§ What is required: Could you copy each line of the listing that holds "Agents"?

§ Extracted information:
Start of Block

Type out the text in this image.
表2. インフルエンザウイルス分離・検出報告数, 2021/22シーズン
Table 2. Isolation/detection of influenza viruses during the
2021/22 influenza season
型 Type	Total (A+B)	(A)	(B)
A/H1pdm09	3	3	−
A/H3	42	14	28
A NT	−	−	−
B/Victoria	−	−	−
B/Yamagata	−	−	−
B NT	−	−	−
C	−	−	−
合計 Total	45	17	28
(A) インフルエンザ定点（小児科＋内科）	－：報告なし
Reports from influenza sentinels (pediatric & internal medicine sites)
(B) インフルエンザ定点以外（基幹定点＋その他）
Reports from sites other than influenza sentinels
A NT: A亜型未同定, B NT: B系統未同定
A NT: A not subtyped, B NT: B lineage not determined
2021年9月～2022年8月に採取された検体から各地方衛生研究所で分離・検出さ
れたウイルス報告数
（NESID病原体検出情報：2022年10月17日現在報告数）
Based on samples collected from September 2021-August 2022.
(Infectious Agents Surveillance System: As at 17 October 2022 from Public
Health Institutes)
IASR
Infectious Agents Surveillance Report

End of Block

§ Answer to the exercise:
(Infectious Agents Surveillance System: As at 17 October 2022 from Public
Infectious Agents Surveillance Report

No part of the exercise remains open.